## SET EXERCISE
Restate every line of the material, word for word.
start DATA PROVIDED
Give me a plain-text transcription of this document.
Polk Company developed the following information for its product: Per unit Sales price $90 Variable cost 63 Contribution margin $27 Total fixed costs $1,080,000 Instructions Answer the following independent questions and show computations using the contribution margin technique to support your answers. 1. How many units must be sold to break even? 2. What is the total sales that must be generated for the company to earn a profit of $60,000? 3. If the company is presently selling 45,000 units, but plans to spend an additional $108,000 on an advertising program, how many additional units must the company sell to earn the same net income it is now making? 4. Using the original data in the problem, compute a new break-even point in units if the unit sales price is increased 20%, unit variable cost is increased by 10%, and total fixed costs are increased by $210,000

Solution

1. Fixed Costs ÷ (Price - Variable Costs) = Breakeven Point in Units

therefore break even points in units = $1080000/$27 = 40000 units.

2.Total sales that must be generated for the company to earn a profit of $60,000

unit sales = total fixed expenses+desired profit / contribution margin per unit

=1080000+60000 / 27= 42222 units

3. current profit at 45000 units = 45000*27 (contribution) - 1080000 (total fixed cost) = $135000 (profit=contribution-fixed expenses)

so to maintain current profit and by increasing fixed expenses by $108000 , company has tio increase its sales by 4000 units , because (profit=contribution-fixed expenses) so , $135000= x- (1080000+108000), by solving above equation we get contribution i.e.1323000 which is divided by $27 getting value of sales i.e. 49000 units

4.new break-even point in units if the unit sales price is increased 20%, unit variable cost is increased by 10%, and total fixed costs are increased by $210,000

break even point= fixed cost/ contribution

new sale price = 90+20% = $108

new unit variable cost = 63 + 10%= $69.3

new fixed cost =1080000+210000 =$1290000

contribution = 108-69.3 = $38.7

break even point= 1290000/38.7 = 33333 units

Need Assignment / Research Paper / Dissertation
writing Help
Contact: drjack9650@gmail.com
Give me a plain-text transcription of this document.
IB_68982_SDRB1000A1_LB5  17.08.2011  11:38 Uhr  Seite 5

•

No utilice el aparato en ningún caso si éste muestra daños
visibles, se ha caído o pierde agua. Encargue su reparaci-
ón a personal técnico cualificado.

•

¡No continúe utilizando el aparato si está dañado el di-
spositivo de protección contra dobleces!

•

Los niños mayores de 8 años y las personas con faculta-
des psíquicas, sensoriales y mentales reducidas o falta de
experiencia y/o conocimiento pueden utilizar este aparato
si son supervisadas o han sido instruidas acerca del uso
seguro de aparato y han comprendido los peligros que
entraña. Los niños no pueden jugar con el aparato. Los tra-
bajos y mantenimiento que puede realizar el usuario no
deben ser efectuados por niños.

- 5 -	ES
end DATA PROVIDED
## RESULT OF THIS EXERCISE
Give me a plain-text transcription of this document.
Polk Company developed the following information for its product: Per unit Sales price $90 Variable cost 63 Contribution margin $27 Total fixed costs $1,080,000 Instructions Answer the following independent questions and show computations using the contribution margin technique to support your answers. 1. How many units must be sold to break even? 2. What is the total sales that must be generated for the company to earn a profit of $60,000? 3. If the company is presently selling 45,000 units, but plans to spend an additional $108,000 on an advertising program, how many additional units must the company sell to earn the same net income it is now making? 4. Using the original data in the problem, compute a new break-even point in units if the unit sales price is increased 20%, unit variable cost is increased by 10%, and total fixed costs are increased by $210,000

Solution

1. Fixed Costs ÷ (Price - Variable Costs) = Breakeven Point in Units

therefore break even points in units = $1080000/$27 = 40000 units.

2.Total sales that must be generated for the company to earn a profit of $60,000

unit sales = total fixed expenses+desired profit / contribution margin per unit

=1080000+60000 / 27= 42222 units

3. current profit at 45000 units = 45000*27 (contribution) - 1080000 (total fixed cost) = $135000 (profit=contribution-fixed expenses)

so to maintain current profit and by increasing fixed expenses by $108000 , company has tio increase its sales by 4000 units , because (profit=contribution-fixed expenses) so , $135000= x- (1080000+108000), by solving above equation we get contribution i.e.1323000 which is divided by $27 getting value of sales i.e. 49000 units

4.new break-even point in units if the unit sales price is increased 20%, unit variable cost is increased by 10%, and total fixed costs are increased by $210,000

break even point= fixed cost/ contribution

new sale price = 90+20% = $108

new unit variable cost = 63 + 10%= $69.3

new fixed cost =1080000+210000 =$1290000

contribution = 108-69.3 = $38.7

break even point= 1290000/38.7 = 33333 units

Need Assignment / Research Paper / Dissertation
writing Help
Contact: drjack9650@gmail.com
Give me a plain-text transcription of this document.
IB_68982_SDRB1000A1_LB5  17.08.2011  11:38 Uhr  Seite 5

•

No utilice el aparato en ningún caso si éste muestra daños
visibles, se ha caído o pierde agua. Encargue su reparaci-
ón a personal técnico cualificado.

•

¡No continúe utilizando el aparato si está dañado el di-
spositivo de protección contra dobleces!

•

Los niños mayores de 8 años y las personas con faculta-
des psíquicas, sensoriales y mentales reducidas o falta de
experiencia y/o conocimiento pueden utilizar este aparato
si son supervisadas o han sido instruidas acerca del uso
seguro de aparato y han comprendido los peligros que
entraña. Los niños no pueden jugar con el aparato. Los tra-
bajos y mantenimiento que puede realizar el usuario no
deben ser efectuados por niños.

- 5 -	ES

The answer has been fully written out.